> JOB
Please write out the material that follows, exactly as it stands.

-- START OF DATA LINES --

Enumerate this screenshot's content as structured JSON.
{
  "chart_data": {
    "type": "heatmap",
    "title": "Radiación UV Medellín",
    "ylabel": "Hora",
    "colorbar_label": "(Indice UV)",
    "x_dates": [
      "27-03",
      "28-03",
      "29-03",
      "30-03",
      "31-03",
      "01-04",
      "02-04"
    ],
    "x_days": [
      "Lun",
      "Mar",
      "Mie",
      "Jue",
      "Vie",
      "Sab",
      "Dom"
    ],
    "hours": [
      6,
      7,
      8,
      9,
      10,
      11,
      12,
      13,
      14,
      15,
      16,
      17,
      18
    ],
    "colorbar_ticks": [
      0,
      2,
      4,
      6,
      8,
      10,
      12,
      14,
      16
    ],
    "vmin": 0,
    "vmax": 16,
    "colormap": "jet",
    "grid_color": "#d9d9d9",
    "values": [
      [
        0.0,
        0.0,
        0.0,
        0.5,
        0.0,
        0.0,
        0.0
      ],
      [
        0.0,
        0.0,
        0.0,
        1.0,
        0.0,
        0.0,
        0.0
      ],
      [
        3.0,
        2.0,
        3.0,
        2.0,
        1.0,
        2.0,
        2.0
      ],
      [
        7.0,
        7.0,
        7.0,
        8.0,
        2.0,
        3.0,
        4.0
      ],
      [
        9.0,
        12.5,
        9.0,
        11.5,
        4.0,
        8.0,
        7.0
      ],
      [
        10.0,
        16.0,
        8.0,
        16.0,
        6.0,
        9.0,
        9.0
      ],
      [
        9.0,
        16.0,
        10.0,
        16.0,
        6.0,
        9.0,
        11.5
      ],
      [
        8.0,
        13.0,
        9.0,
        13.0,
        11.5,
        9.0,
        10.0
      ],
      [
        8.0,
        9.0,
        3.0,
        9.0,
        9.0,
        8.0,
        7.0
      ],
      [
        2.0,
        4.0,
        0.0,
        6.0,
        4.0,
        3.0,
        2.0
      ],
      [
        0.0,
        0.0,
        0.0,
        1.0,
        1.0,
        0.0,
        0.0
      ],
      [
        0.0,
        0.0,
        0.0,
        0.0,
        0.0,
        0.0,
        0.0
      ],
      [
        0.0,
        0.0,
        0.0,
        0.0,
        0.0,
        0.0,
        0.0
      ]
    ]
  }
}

-- END OF DATA LINES --

> SOLUTION
Enumerate this screenshot's content as structured JSON.
{
  "chart_data": {
    "type": "heatmap",
    "title": "Radiación UV Medellín",
    "ylabel": "Hora",
    "colorbar_label": "(Indice UV)",
    "x_dates": [
      "27-03",
      "28-03",
      "29-03",
      "30-03",
      "31-03",
      "01-04",
      "02-04"
    ],
    "x_days": [
      "Lun",
      "Mar",
      "Mie",
      "Jue",
      "Vie",
      "Sab",
      "Dom"
    ],
    "hours": [
      6,
      7,
      8,
      9,
      10,
      11,
      12,
      13,
      14,
      15,
      16,
      17,
      18
    ],
    "colorbar_ticks": [
      0,
      2,
      4,
      6,
      8,
      10,
      12,
      14,
      16
    ],
    "vmin": 0,
    "vmax": 16,
    "colormap": "jet",
    "grid_color": "#d9d9d9",
    "values": [
      [
        0.0,
        0.0,
        0.0,
        0.5,
        0.0,
        0.0,
        0.0
      ],
      [
        0.0,
        0.0,
        0.0,
        1.0,
        0.0,
        0.0,
        0.0
      ],
      [
        3.0,
        2.0,
        3.0,
        2.0,
        1.0,
        2.0,
        2.0
      ],
      [
        7.0,
        7.0,
        7.0,
        8.0,
        2.0,
        3.0,
        4.0
      ],
      [
        9.0,
        12.5,
        9.0,
        11.5,
        4.0,
        8.0,
        7.0
      ],
      [
        10.0,
        16.0,
        8.0,
        16.0,
        6.0,
        9.0,
        9.0
      ],
      [
        9.0,
        16.0,
        10.0,
        16.0,
        6.0,
        9.0,
        11.5
      ],
      [
        8.0,
        13.0,
        9.0,
        13.0,
        11.5,
        9.0,
        10.0
      ],
      [
        8.0,
        9.0,
        3.0,
        9.0,
        9.0,
        8.0,
        7.0
      ],
      [
        2.0,
        4.0,
        0.0,
        6.0,
        4.0,
        3.0,
        2.0
      ],
      [
        0.0,
        0.0,
        0.0,
        1.0,
        1.0,
        0.0,
        0.0
      ],
      [
        0.0,
        0.0,
        0.0,
        0.0,
        0.0,
        0.0,
        0.0
      ],
      [
        0.0,
        0.0,
        0.0,
        0.0,
        0.0,
        0.0,
        0.0
      ]
    ]
  }
}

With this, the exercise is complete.